---------- Dataset rows ----------

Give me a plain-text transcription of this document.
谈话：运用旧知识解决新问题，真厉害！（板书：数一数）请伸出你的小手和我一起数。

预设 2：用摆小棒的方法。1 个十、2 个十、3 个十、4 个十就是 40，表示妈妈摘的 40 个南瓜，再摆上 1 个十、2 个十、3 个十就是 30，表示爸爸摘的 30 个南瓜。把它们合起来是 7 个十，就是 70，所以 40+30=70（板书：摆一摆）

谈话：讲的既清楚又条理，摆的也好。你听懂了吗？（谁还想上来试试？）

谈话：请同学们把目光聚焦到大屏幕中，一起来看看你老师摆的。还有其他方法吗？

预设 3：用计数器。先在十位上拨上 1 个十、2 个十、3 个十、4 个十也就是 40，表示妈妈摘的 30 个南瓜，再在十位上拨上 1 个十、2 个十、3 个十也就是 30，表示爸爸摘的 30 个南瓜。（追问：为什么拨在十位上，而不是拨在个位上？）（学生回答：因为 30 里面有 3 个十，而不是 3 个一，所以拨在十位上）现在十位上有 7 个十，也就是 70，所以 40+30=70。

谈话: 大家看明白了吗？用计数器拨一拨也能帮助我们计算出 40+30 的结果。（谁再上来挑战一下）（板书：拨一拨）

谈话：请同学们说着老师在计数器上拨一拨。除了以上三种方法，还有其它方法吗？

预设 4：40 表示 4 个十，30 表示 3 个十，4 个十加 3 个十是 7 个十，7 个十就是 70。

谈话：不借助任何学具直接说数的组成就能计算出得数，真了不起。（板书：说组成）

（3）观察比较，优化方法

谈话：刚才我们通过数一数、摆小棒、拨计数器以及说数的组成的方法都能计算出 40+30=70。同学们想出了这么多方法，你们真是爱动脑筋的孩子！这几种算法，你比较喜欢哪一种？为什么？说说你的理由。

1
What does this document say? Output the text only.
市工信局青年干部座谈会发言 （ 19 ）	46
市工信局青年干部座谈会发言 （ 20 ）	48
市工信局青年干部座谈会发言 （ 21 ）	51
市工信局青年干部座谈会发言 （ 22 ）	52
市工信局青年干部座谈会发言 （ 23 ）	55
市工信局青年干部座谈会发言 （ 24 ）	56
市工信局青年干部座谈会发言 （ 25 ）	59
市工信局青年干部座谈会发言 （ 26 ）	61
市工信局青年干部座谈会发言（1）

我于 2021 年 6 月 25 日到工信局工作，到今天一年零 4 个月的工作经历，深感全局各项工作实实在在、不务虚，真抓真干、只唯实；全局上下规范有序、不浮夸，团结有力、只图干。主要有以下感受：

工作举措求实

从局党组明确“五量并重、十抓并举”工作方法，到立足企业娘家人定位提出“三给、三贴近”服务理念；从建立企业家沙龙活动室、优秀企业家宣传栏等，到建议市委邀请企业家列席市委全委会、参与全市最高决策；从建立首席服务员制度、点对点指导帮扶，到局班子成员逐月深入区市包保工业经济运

----------

*Do this*
Repeat exactly the lines from the line containing "What does this" through the last line of the records above, including both, and nothing else.

*The response*
What does this document say? Output the text only.
市工信局青年干部座谈会发言 （ 19 ）	46
市工信局青年干部座谈会发言 （ 20 ）	48
市工信局青年干部座谈会发言 （ 21 ）	51
市工信局青年干部座谈会发言 （ 22 ）	52
市工信局青年干部座谈会发言 （ 23 ）	55
市工信局青年干部座谈会发言 （ 24 ）	56
市工信局青年干部座谈会发言 （ 25 ）	59
市工信局青年干部座谈会发言 （ 26 ）	61
市工信局青年干部座谈会发言（1）

我于 2021 年 6 月 25 日到工信局工作，到今天一年零 4 个月的工作经历，深感全局各项工作实实在在、不务虚，真抓真干、只唯实；全局上下规范有序、不浮夸，团结有力、只图干。主要有以下感受：

工作举措求实

从局党组明确“五量并重、十抓并举”工作方法，到立足企业娘家人定位提出“三给、三贴近”服务理念；从建立企业家沙龙活动室、优秀企业家宣传栏等，到建议市委邀请企业家列席市委全委会、参与全市最高决策；从建立首席服务员制度、点对点指导帮扶，到局班子成员逐月深入区市包保工业经济运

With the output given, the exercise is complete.